Material provided.
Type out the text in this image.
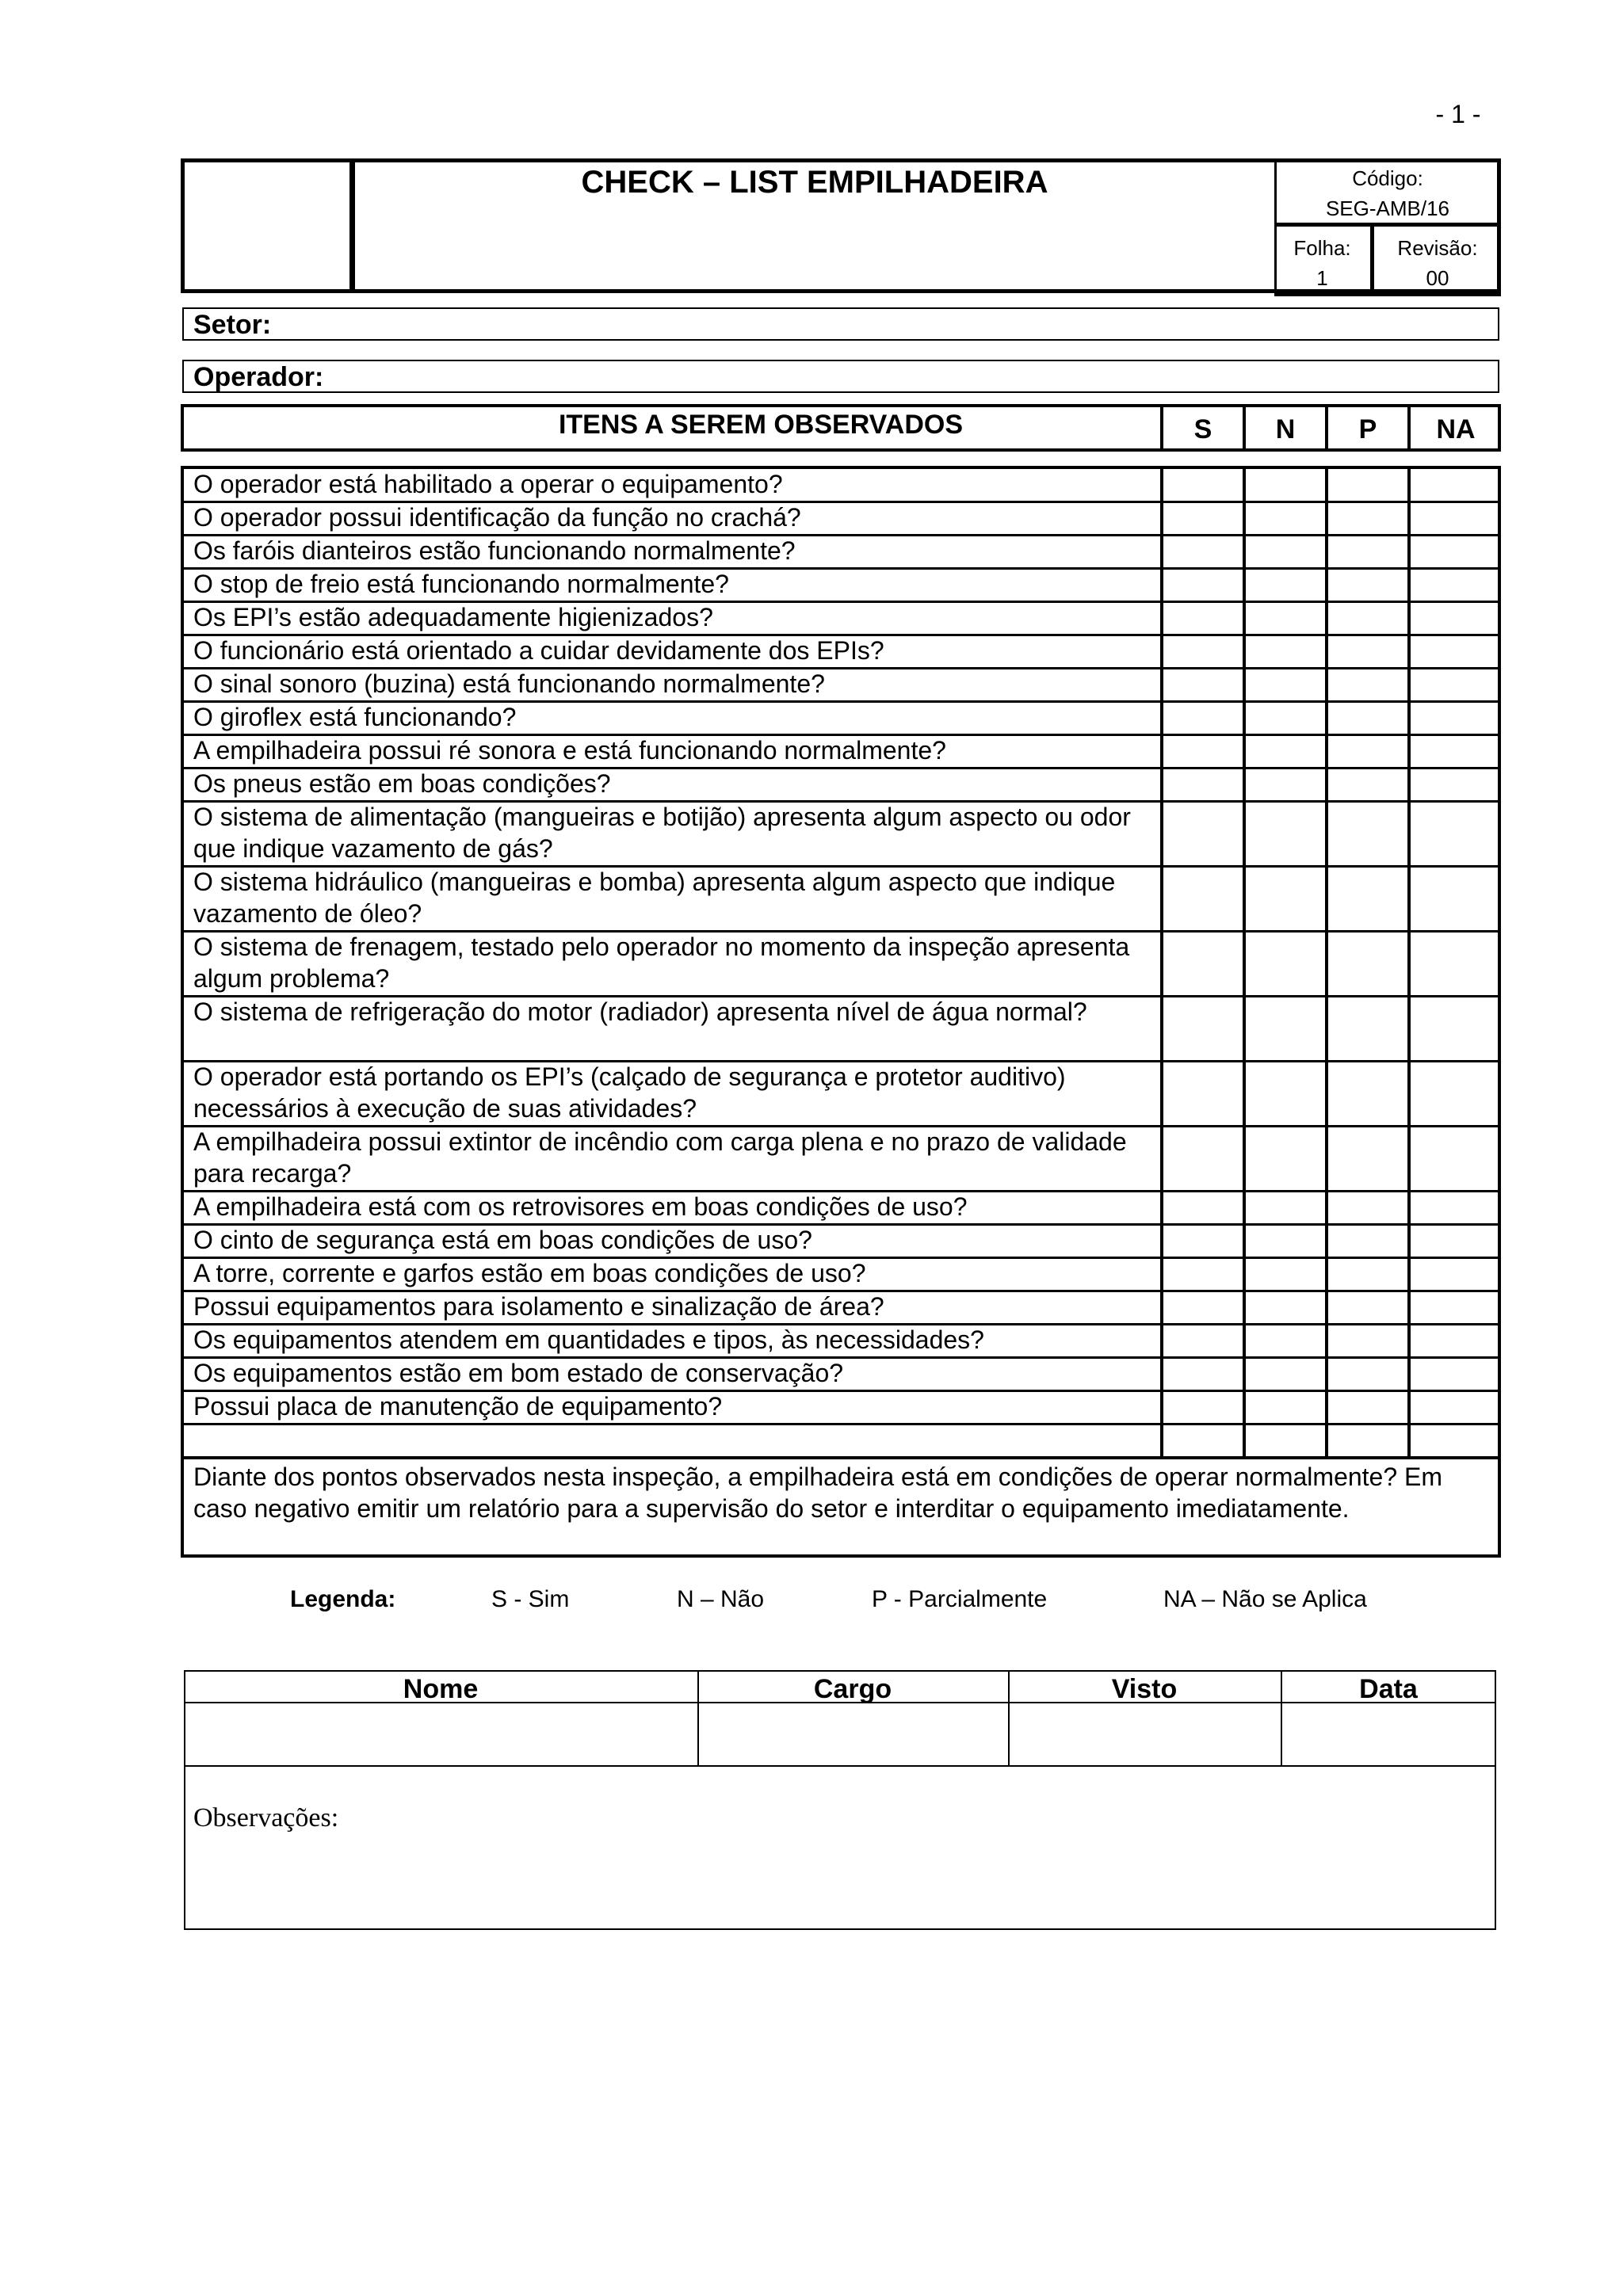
- 1 -
CHECK – LIST EMPILHADEIRA	Código:
SEG-AMB/16
Folha:
1
Revisão:
00
Setor:
Operador:
ITENS A SEREM OBSERVADOS	S	N	P	NA
O operador está habilitado a operar o equipamento?
O operador possui identificação da função no crachá?
Os faróis dianteiros estão funcionando normalmente?
O stop de freio está funcionando normalmente?
Os EPI’s estão adequadamente higienizados?
O funcionário está orientado a cuidar devidamente dos EPIs?
O sinal sonoro (buzina) está funcionando normalmente?
O giroflex está funcionando?
A empilhadeira possui ré sonora e está funcionando normalmente?
Os pneus estão em boas condições?
O sistema de alimentação (mangueiras e botijão) apresenta algum aspecto ou odor que indique vazamento de gás?
O sistema hidráulico (mangueiras e bomba) apresenta algum aspecto que indique vazamento de óleo?
O sistema de frenagem, testado pelo operador no momento da inspeção apresenta algum problema?
O sistema de refrigeração do motor (radiador) apresenta nível de água normal?
O operador está portando os EPI’s (calçado de segurança e protetor auditivo) necessários à execução de suas atividades?
A empilhadeira possui extintor de incêndio com carga plena e no prazo de validade para recarga?
A empilhadeira está com os retrovisores em boas condições de uso?
O cinto de segurança está em boas condições de uso?
A torre, corrente e garfos estão em boas condições de uso?
Possui equipamentos para isolamento e sinalização de área?
Os equipamentos atendem em quantidades e tipos, às necessidades?
Os equipamentos estão em bom estado de conservação?
Possui placa de manutenção de equipamento?
Diante dos pontos observados nesta inspeção, a empilhadeira está em condições de operar normalmente? Em caso negativo emitir um relatório para a supervisão do setor e interditar o equipamento imediatamente.
Legenda:	S - Sim	N – Não	P - Parcialmente	NA – Não se Aplica
Nome	Cargo	Visto	Data
Observações:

Work instructions. Write out the data precisely as given, excluding the pictures.

Expected answer.
Type out the text in this image.
- 1 -
CHECK – LIST EMPILHADEIRA	Código:
SEG-AMB/16
Folha:
1
Revisão:
00
Setor:
Operador:
ITENS A SEREM OBSERVADOS	S	N	P	NA
O operador está habilitado a operar o equipamento?
O operador possui identificação da função no crachá?
Os faróis dianteiros estão funcionando normalmente?
O stop de freio está funcionando normalmente?
Os EPI’s estão adequadamente higienizados?
O funcionário está orientado a cuidar devidamente dos EPIs?
O sinal sonoro (buzina) está funcionando normalmente?
O giroflex está funcionando?
A empilhadeira possui ré sonora e está funcionando normalmente?
Os pneus estão em boas condições?
O sistema de alimentação (mangueiras e botijão) apresenta algum aspecto ou odor que indique vazamento de gás?
O sistema hidráulico (mangueiras e bomba) apresenta algum aspecto que indique vazamento de óleo?
O sistema de frenagem, testado pelo operador no momento da inspeção apresenta algum problema?
O sistema de refrigeração do motor (radiador) apresenta nível de água normal?
O operador está portando os EPI’s (calçado de segurança e protetor auditivo) necessários à execução de suas atividades?
A empilhadeira possui extintor de incêndio com carga plena e no prazo de validade para recarga?
A empilhadeira está com os retrovisores em boas condições de uso?
O cinto de segurança está em boas condições de uso?
A torre, corrente e garfos estão em boas condições de uso?
Possui equipamentos para isolamento e sinalização de área?
Os equipamentos atendem em quantidades e tipos, às necessidades?
Os equipamentos estão em bom estado de conservação?
Possui placa de manutenção de equipamento?
Diante dos pontos observados nesta inspeção, a empilhadeira está em condições de operar normalmente? Em caso negativo emitir um relatório para a supervisão do setor e interditar o equipamento imediatamente.
Legenda:	S - Sim	N – Não	P - Parcialmente	NA – Não se Aplica
Nome	Cargo	Visto	Data
Observações:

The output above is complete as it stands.